(WHAT TO DO): Pictures stay out of the copy; restate everything else in the material exactly.

--- BEGIN DATA SECTION ---

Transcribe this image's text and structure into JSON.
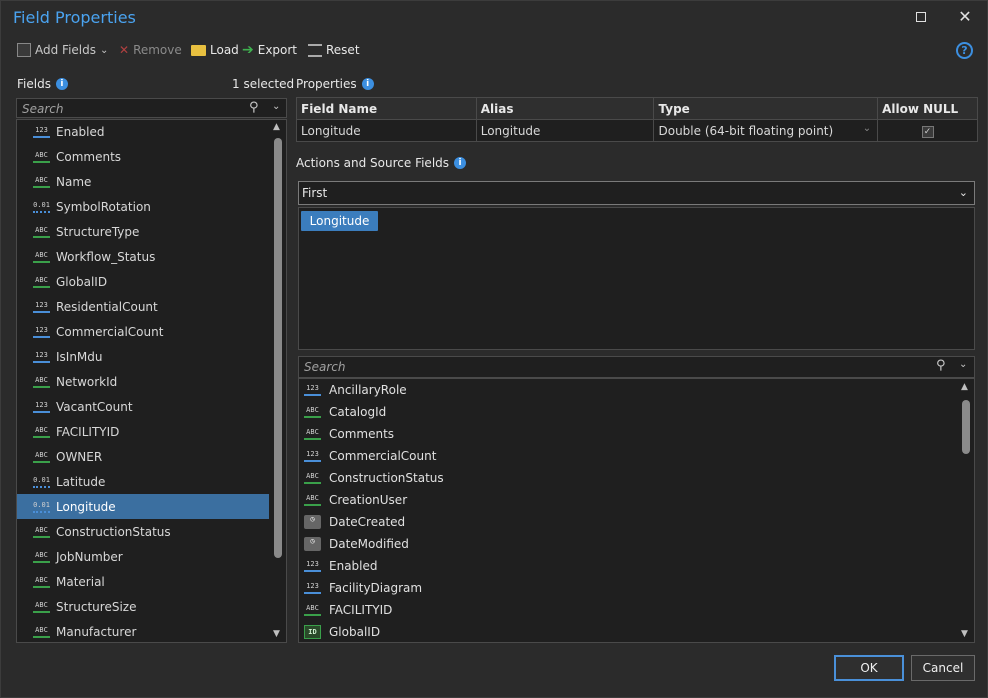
{
  "window": {
    "title": "Field Properties"
  },
  "toolbar": {
    "add_fields": "Add Fields",
    "remove": "Remove",
    "load": "Load",
    "export": "Export",
    "reset": "Reset",
    "help": "?"
  },
  "fields": {
    "label": "Fields",
    "selected_count": "1 selected",
    "search_placeholder": "Search",
    "items": [
      {
        "name": "Enabled",
        "type": "123"
      },
      {
        "name": "Comments",
        "type": "ABC"
      },
      {
        "name": "Name",
        "type": "ABC"
      },
      {
        "name": "SymbolRotation",
        "type": "0.01"
      },
      {
        "name": "StructureType",
        "type": "ABC"
      },
      {
        "name": "Workflow_Status",
        "type": "ABC"
      },
      {
        "name": "GlobalID",
        "type": "ABC"
      },
      {
        "name": "ResidentialCount",
        "type": "123"
      },
      {
        "name": "CommercialCount",
        "type": "123"
      },
      {
        "name": "IsInMdu",
        "type": "123"
      },
      {
        "name": "NetworkId",
        "type": "ABC"
      },
      {
        "name": "VacantCount",
        "type": "123"
      },
      {
        "name": "FACILITYID",
        "type": "ABC"
      },
      {
        "name": "OWNER",
        "type": "ABC"
      },
      {
        "name": "Latitude",
        "type": "0.01"
      },
      {
        "name": "Longitude",
        "type": "0.01"
      },
      {
        "name": "ConstructionStatus",
        "type": "ABC"
      },
      {
        "name": "JobNumber",
        "type": "ABC"
      },
      {
        "name": "Material",
        "type": "ABC"
      },
      {
        "name": "StructureSize",
        "type": "ABC"
      },
      {
        "name": "Manufacturer",
        "type": "ABC"
      }
    ]
  },
  "properties": {
    "label": "Properties",
    "headers": [
      "Field Name",
      "Alias",
      "Type",
      "Allow NULL"
    ],
    "row": {
      "field_name": "Longitude",
      "alias": "Longitude",
      "type": "Double (64-bit floating point)",
      "allow_null": true
    }
  },
  "actions": {
    "label": "Actions and Source Fields",
    "action_value": "First",
    "source_tag": "Longitude",
    "search_placeholder": "Search",
    "source_items": [
      {
        "name": "AncillaryRole",
        "type": "123"
      },
      {
        "name": "CatalogId",
        "type": "ABC"
      },
      {
        "name": "Comments",
        "type": "ABC"
      },
      {
        "name": "CommercialCount",
        "type": "123"
      },
      {
        "name": "ConstructionStatus",
        "type": "ABC"
      },
      {
        "name": "CreationUser",
        "type": "ABC"
      },
      {
        "name": "DateCreated",
        "type": "date"
      },
      {
        "name": "DateModified",
        "type": "date"
      },
      {
        "name": "Enabled",
        "type": "123"
      },
      {
        "name": "FacilityDiagram",
        "type": "123"
      },
      {
        "name": "FACILITYID",
        "type": "ABC"
      },
      {
        "name": "GlobalID",
        "type": "ID"
      }
    ]
  },
  "footer": {
    "ok": "OK",
    "cancel": "Cancel"
  },
  "colors": {
    "accent": "#4aa3f0",
    "selection": "#3b6fa0",
    "tag": "#3b7dbd"
  }
}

--- END DATA SECTION ---

(PROBLEM SOLUTION):
Transcribe this image's text and structure into JSON.
{
  "window": {
    "title": "Field Properties"
  },
  "toolbar": {
    "add_fields": "Add Fields",
    "remove": "Remove",
    "load": "Load",
    "export": "Export",
    "reset": "Reset",
    "help": "?"
  },
  "fields": {
    "label": "Fields",
    "selected_count": "1 selected",
    "search_placeholder": "Search",
    "items": [
      {
        "name": "Enabled",
        "type": "123"
      },
      {
        "name": "Comments",
        "type": "ABC"
      },
      {
        "name": "Name",
        "type": "ABC"
      },
      {
        "name": "SymbolRotation",
        "type": "0.01"
      },
      {
        "name": "StructureType",
        "type": "ABC"
      },
      {
        "name": "Workflow_Status",
        "type": "ABC"
      },
      {
        "name": "GlobalID",
        "type": "ABC"
      },
      {
        "name": "ResidentialCount",
        "type": "123"
      },
      {
        "name": "CommercialCount",
        "type": "123"
      },
      {
        "name": "IsInMdu",
        "type": "123"
      },
      {
        "name": "NetworkId",
        "type": "ABC"
      },
      {
        "name": "VacantCount",
        "type": "123"
      },
      {
        "name": "FACILITYID",
        "type": "ABC"
      },
      {
        "name": "OWNER",
        "type": "ABC"
      },
      {
        "name": "Latitude",
        "type": "0.01"
      },
      {
        "name": "Longitude",
        "type": "0.01"
      },
      {
        "name": "ConstructionStatus",
        "type": "ABC"
      },
      {
        "name": "JobNumber",
        "type": "ABC"
      },
      {
        "name": "Material",
        "type": "ABC"
      },
      {
        "name": "StructureSize",
        "type": "ABC"
      },
      {
        "name": "Manufacturer",
        "type": "ABC"
      }
    ]
  },
  "properties": {
    "label": "Properties",
    "headers": [
      "Field Name",
      "Alias",
      "Type",
      "Allow NULL"
    ],
    "row": {
      "field_name": "Longitude",
      "alias": "Longitude",
      "type": "Double (64-bit floating point)",
      "allow_null": true
    }
  },
  "actions": {
    "label": "Actions and Source Fields",
    "action_value": "First",
    "source_tag": "Longitude",
    "search_placeholder": "Search",
    "source_items": [
      {
        "name": "AncillaryRole",
        "type": "123"
      },
      {
        "name": "CatalogId",
        "type": "ABC"
      },
      {
        "name": "Comments",
        "type": "ABC"
      },
      {
        "name": "CommercialCount",
        "type": "123"
      },
      {
        "name": "ConstructionStatus",
        "type": "ABC"
      },
      {
        "name": "CreationUser",
        "type": "ABC"
      },
      {
        "name": "DateCreated",
        "type": "date"
      },
      {
        "name": "DateModified",
        "type": "date"
      },
      {
        "name": "Enabled",
        "type": "123"
      },
      {
        "name": "FacilityDiagram",
        "type": "123"
      },
      {
        "name": "FACILITYID",
        "type": "ABC"
      },
      {
        "name": "GlobalID",
        "type": "ID"
      }
    ]
  },
  "footer": {
    "ok": "OK",
    "cancel": "Cancel"
  },
  "colors": {
    "accent": "#4aa3f0",
    "selection": "#3b6fa0",
    "tag": "#3b7dbd"
  }
}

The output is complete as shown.